**What is needed:**
With the images removed, repeat the data below exactly.

______

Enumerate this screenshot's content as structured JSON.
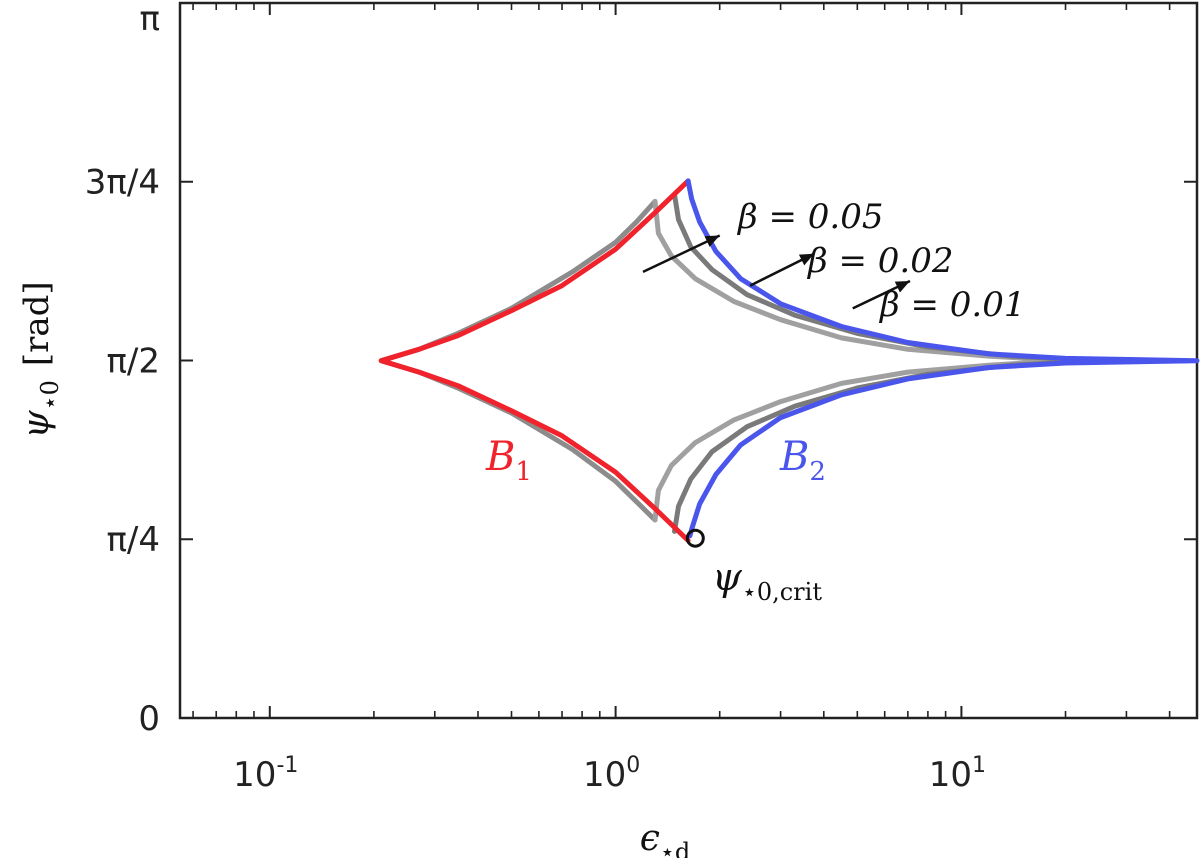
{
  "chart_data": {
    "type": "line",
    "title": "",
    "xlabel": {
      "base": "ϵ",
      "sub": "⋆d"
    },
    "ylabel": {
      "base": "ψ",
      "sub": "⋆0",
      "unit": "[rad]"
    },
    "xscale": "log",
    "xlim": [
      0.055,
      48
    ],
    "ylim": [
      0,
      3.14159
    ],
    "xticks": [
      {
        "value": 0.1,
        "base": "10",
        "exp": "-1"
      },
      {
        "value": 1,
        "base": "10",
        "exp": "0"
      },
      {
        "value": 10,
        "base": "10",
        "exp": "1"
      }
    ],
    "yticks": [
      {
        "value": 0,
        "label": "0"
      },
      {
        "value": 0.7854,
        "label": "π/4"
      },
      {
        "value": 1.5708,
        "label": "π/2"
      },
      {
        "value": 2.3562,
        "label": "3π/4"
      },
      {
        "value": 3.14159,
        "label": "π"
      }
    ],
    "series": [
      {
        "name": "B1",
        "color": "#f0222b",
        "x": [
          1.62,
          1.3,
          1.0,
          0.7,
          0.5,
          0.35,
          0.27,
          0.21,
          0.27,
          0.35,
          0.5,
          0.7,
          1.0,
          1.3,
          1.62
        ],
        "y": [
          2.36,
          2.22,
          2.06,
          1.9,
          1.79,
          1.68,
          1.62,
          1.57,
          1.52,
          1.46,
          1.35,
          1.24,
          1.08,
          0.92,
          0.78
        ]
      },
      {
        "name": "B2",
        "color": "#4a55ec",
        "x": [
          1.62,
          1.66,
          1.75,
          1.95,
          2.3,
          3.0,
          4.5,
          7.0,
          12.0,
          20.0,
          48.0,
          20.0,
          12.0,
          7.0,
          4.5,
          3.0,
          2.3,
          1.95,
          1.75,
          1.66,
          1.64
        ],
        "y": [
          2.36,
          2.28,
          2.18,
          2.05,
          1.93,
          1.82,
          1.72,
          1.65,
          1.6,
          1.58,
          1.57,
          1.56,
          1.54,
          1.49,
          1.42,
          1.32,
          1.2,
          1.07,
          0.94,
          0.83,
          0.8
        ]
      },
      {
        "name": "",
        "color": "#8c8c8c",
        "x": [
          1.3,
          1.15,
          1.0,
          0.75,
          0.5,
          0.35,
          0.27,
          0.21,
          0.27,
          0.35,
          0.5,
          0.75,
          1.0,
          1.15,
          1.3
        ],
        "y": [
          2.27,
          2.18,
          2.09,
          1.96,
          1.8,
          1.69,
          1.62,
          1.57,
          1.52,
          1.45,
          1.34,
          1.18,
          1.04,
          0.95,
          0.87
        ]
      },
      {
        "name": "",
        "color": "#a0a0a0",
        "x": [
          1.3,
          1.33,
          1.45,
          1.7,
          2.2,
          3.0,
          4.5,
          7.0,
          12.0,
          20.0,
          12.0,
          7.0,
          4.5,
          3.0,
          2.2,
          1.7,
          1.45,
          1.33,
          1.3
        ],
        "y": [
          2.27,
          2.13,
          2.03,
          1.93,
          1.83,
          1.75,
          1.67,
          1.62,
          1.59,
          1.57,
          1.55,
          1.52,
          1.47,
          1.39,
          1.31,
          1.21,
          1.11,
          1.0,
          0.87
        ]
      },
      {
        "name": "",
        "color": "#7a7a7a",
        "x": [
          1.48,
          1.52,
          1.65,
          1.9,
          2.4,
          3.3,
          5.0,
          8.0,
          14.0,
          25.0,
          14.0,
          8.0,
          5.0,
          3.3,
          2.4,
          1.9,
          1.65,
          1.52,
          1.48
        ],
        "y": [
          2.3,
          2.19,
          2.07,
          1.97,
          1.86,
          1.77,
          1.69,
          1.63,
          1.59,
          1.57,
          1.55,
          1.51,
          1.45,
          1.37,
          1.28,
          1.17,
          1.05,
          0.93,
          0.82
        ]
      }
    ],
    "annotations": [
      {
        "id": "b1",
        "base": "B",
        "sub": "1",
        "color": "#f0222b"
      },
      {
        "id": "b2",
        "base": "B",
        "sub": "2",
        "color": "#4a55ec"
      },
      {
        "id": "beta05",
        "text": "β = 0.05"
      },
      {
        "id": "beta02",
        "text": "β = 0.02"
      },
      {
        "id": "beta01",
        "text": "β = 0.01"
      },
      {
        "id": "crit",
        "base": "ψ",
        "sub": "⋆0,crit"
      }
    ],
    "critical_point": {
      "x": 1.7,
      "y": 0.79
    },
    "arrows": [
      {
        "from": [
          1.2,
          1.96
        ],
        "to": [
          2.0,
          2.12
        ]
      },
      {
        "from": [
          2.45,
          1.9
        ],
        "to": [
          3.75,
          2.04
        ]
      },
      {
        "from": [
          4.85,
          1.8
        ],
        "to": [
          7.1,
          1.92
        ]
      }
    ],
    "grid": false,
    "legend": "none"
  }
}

______

**Answer to this problem:**
Enumerate this screenshot's content as structured JSON.
{
  "chart_data": {
    "type": "line",
    "title": "",
    "xlabel": {
      "base": "ϵ",
      "sub": "⋆d"
    },
    "ylabel": {
      "base": "ψ",
      "sub": "⋆0",
      "unit": "[rad]"
    },
    "xscale": "log",
    "xlim": [
      0.055,
      48
    ],
    "ylim": [
      0,
      3.14159
    ],
    "xticks": [
      {
        "value": 0.1,
        "base": "10",
        "exp": "-1"
      },
      {
        "value": 1,
        "base": "10",
        "exp": "0"
      },
      {
        "value": 10,
        "base": "10",
        "exp": "1"
      }
    ],
    "yticks": [
      {
        "value": 0,
        "label": "0"
      },
      {
        "value": 0.7854,
        "label": "π/4"
      },
      {
        "value": 1.5708,
        "label": "π/2"
      },
      {
        "value": 2.3562,
        "label": "3π/4"
      },
      {
        "value": 3.14159,
        "label": "π"
      }
    ],
    "series": [
      {
        "name": "B1",
        "color": "#f0222b",
        "x": [
          1.62,
          1.3,
          1.0,
          0.7,
          0.5,
          0.35,
          0.27,
          0.21,
          0.27,
          0.35,
          0.5,
          0.7,
          1.0,
          1.3,
          1.62
        ],
        "y": [
          2.36,
          2.22,
          2.06,
          1.9,
          1.79,
          1.68,
          1.62,
          1.57,
          1.52,
          1.46,
          1.35,
          1.24,
          1.08,
          0.92,
          0.78
        ]
      },
      {
        "name": "B2",
        "color": "#4a55ec",
        "x": [
          1.62,
          1.66,
          1.75,
          1.95,
          2.3,
          3.0,
          4.5,
          7.0,
          12.0,
          20.0,
          48.0,
          20.0,
          12.0,
          7.0,
          4.5,
          3.0,
          2.3,
          1.95,
          1.75,
          1.66,
          1.64
        ],
        "y": [
          2.36,
          2.28,
          2.18,
          2.05,
          1.93,
          1.82,
          1.72,
          1.65,
          1.6,
          1.58,
          1.57,
          1.56,
          1.54,
          1.49,
          1.42,
          1.32,
          1.2,
          1.07,
          0.94,
          0.83,
          0.8
        ]
      },
      {
        "name": "",
        "color": "#8c8c8c",
        "x": [
          1.3,
          1.15,
          1.0,
          0.75,
          0.5,
          0.35,
          0.27,
          0.21,
          0.27,
          0.35,
          0.5,
          0.75,
          1.0,
          1.15,
          1.3
        ],
        "y": [
          2.27,
          2.18,
          2.09,
          1.96,
          1.8,
          1.69,
          1.62,
          1.57,
          1.52,
          1.45,
          1.34,
          1.18,
          1.04,
          0.95,
          0.87
        ]
      },
      {
        "name": "",
        "color": "#a0a0a0",
        "x": [
          1.3,
          1.33,
          1.45,
          1.7,
          2.2,
          3.0,
          4.5,
          7.0,
          12.0,
          20.0,
          12.0,
          7.0,
          4.5,
          3.0,
          2.2,
          1.7,
          1.45,
          1.33,
          1.3
        ],
        "y": [
          2.27,
          2.13,
          2.03,
          1.93,
          1.83,
          1.75,
          1.67,
          1.62,
          1.59,
          1.57,
          1.55,
          1.52,
          1.47,
          1.39,
          1.31,
          1.21,
          1.11,
          1.0,
          0.87
        ]
      },
      {
        "name": "",
        "color": "#7a7a7a",
        "x": [
          1.48,
          1.52,
          1.65,
          1.9,
          2.4,
          3.3,
          5.0,
          8.0,
          14.0,
          25.0,
          14.0,
          8.0,
          5.0,
          3.3,
          2.4,
          1.9,
          1.65,
          1.52,
          1.48
        ],
        "y": [
          2.3,
          2.19,
          2.07,
          1.97,
          1.86,
          1.77,
          1.69,
          1.63,
          1.59,
          1.57,
          1.55,
          1.51,
          1.45,
          1.37,
          1.28,
          1.17,
          1.05,
          0.93,
          0.82
        ]
      }
    ],
    "annotations": [
      {
        "id": "b1",
        "base": "B",
        "sub": "1",
        "color": "#f0222b"
      },
      {
        "id": "b2",
        "base": "B",
        "sub": "2",
        "color": "#4a55ec"
      },
      {
        "id": "beta05",
        "text": "β = 0.05"
      },
      {
        "id": "beta02",
        "text": "β = 0.02"
      },
      {
        "id": "beta01",
        "text": "β = 0.01"
      },
      {
        "id": "crit",
        "base": "ψ",
        "sub": "⋆0,crit"
      }
    ],
    "critical_point": {
      "x": 1.7,
      "y": 0.79
    },
    "arrows": [
      {
        "from": [
          1.2,
          1.96
        ],
        "to": [
          2.0,
          2.12
        ]
      },
      {
        "from": [
          2.45,
          1.9
        ],
        "to": [
          3.75,
          2.04
        ]
      },
      {
        "from": [
          4.85,
          1.8
        ],
        "to": [
          7.1,
          1.92
        ]
      }
    ],
    "grid": false,
    "legend": "none"
  }
}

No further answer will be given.